>> START MATERIAL FOR THE TASK
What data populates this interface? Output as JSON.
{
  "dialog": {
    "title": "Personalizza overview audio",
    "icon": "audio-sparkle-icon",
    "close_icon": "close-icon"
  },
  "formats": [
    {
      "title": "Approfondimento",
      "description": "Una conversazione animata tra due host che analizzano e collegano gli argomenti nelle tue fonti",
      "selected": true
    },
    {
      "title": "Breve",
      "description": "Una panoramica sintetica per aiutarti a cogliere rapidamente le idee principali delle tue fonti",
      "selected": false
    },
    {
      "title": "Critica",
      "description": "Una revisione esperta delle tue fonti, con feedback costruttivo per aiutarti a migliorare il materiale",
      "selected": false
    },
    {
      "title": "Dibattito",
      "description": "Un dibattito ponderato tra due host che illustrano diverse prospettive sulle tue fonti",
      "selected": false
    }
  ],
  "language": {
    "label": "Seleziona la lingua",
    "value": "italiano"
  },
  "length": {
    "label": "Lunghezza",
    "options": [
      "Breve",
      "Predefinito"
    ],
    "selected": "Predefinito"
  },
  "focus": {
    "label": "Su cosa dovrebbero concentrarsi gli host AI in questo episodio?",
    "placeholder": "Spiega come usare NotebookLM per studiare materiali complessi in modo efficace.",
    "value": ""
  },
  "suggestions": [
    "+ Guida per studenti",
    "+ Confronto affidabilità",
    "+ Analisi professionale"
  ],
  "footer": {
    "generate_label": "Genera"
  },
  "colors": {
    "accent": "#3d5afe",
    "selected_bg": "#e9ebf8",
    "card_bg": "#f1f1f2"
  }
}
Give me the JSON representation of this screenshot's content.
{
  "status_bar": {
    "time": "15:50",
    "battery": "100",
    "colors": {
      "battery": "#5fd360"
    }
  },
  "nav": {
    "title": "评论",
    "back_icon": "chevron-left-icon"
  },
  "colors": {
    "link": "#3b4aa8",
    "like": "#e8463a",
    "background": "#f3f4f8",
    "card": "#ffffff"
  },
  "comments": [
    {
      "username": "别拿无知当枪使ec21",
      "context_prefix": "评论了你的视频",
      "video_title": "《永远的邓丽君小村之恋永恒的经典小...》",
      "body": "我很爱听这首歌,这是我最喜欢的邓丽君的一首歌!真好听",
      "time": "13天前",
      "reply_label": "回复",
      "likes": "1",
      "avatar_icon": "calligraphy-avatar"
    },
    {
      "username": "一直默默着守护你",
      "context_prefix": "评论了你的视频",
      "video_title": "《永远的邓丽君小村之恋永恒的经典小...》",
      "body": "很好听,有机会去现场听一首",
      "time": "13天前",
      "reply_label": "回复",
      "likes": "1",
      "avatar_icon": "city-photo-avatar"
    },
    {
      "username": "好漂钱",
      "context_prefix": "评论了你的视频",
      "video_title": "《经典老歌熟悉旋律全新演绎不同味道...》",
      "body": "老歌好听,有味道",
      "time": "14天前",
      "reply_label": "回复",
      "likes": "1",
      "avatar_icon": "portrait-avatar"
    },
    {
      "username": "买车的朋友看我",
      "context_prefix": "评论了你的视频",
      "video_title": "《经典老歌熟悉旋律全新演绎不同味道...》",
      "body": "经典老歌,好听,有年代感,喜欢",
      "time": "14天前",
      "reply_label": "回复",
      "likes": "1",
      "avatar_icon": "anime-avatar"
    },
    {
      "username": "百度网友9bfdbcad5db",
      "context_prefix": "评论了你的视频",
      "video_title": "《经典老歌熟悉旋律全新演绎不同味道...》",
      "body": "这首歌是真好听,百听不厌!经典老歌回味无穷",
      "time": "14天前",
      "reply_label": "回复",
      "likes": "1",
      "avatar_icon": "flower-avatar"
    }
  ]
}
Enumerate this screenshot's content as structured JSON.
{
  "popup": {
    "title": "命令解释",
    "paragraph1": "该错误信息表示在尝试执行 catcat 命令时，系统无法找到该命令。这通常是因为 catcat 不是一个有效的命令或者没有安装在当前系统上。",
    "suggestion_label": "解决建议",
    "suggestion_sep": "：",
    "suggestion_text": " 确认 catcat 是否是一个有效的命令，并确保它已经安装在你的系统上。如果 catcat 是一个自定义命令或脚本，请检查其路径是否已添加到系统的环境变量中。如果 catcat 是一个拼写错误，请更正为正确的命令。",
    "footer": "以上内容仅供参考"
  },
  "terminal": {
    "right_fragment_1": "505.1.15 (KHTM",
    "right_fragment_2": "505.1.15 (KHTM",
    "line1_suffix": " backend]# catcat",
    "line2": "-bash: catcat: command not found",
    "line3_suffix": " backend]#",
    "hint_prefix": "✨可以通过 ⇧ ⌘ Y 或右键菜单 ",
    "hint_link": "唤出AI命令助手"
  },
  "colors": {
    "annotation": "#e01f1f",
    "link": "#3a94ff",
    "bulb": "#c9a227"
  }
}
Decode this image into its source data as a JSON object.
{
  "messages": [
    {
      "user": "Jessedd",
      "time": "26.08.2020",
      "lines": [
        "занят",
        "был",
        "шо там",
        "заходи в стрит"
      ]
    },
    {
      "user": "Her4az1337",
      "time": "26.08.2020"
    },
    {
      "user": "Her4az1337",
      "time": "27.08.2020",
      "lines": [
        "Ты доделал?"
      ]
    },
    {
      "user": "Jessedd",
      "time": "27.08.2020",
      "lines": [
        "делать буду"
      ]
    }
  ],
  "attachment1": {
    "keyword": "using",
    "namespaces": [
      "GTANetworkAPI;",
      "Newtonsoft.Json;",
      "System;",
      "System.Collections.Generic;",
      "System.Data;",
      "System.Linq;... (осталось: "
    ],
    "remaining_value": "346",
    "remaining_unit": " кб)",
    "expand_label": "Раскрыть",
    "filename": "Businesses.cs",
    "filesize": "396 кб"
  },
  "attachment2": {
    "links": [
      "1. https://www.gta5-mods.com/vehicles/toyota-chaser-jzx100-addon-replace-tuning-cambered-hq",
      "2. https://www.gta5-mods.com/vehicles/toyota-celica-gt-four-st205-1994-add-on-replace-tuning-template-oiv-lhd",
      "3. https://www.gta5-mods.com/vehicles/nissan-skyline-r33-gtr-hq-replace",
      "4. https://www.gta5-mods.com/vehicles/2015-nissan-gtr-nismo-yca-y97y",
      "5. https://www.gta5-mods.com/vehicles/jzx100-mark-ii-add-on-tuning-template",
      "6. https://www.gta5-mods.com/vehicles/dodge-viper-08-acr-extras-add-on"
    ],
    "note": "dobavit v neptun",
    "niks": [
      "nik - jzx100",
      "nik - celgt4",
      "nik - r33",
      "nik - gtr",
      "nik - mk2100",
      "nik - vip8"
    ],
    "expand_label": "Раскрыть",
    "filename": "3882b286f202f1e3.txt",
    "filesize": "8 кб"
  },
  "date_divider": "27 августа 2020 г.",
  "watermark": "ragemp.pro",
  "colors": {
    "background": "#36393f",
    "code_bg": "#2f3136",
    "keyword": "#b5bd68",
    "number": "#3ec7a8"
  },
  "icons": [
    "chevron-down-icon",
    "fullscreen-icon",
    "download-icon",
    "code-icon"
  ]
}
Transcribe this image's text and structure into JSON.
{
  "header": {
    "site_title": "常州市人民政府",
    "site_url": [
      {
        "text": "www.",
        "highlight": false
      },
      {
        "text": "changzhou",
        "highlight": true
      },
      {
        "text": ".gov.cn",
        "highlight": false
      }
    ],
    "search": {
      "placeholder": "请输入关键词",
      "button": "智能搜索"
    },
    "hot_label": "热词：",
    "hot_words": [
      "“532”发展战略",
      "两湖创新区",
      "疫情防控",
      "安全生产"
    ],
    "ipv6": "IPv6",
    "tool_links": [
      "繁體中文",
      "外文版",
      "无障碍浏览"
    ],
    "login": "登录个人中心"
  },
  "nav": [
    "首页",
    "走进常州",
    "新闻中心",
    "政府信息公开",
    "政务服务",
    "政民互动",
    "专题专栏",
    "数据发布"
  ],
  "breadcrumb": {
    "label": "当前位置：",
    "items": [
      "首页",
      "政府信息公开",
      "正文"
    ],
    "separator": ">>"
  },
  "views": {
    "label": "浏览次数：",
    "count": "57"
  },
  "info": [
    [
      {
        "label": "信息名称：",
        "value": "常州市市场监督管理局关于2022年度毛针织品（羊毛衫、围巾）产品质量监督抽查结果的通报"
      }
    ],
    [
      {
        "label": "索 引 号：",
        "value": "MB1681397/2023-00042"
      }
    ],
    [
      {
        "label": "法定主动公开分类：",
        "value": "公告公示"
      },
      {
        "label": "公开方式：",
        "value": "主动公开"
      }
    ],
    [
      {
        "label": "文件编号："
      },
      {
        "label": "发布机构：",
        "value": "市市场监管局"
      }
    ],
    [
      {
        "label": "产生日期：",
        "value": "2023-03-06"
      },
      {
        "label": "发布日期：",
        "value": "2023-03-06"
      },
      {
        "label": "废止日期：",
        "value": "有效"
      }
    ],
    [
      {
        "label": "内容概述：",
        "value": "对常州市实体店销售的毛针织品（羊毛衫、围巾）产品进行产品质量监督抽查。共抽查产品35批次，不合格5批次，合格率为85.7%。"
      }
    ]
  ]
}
>> END MATERIAL FOR THE TASK
*WHAT YOU HAVE TO DO:* Reproduce the lines from the one containing "Transcribe this image's" to the end of the entries, keeping both ends and adding nothing.

*TASK RESPONSE:*
Transcribe this image's text and structure into JSON.
{
  "header": {
    "site_title": "常州市人民政府",
    "site_url": [
      {
        "text": "www.",
        "highlight": false
      },
      {
        "text": "changzhou",
        "highlight": true
      },
      {
        "text": ".gov.cn",
        "highlight": false
      }
    ],
    "search": {
      "placeholder": "请输入关键词",
      "button": "智能搜索"
    },
    "hot_label": "热词：",
    "hot_words": [
      "“532”发展战略",
      "两湖创新区",
      "疫情防控",
      "安全生产"
    ],
    "ipv6": "IPv6",
    "tool_links": [
      "繁體中文",
      "外文版",
      "无障碍浏览"
    ],
    "login": "登录个人中心"
  },
  "nav": [
    "首页",
    "走进常州",
    "新闻中心",
    "政府信息公开",
    "政务服务",
    "政民互动",
    "专题专栏",
    "数据发布"
  ],
  "breadcrumb": {
    "label": "当前位置：",
    "items": [
      "首页",
      "政府信息公开",
      "正文"
    ],
    "separator": ">>"
  },
  "views": {
    "label": "浏览次数：",
    "count": "57"
  },
  "info": [
    [
      {
        "label": "信息名称：",
        "value": "常州市市场监督管理局关于2022年度毛针织品（羊毛衫、围巾）产品质量监督抽查结果的通报"
      }
    ],
    [
      {
        "label": "索 引 号：",
        "value": "MB1681397/2023-00042"
      }
    ],
    [
      {
        "label": "法定主动公开分类：",
        "value": "公告公示"
      },
      {
        "label": "公开方式：",
        "value": "主动公开"
      }
    ],
    [
      {
        "label": "文件编号："
      },
      {
        "label": "发布机构：",
        "value": "市市场监管局"
      }
    ],
    [
      {
        "label": "产生日期：",
        "value": "2023-03-06"
      },
      {
        "label": "发布日期：",
        "value": "2023-03-06"
      },
      {
        "label": "废止日期：",
        "value": "有效"
      }
    ],
    [
      {
        "label": "内容概述：",
        "value": "对常州市实体店销售的毛针织品（羊毛衫、围巾）产品进行产品质量监督抽查。共抽查产品35批次，不合格5批次，合格率为85.7%。"
      }
    ]
  ]
}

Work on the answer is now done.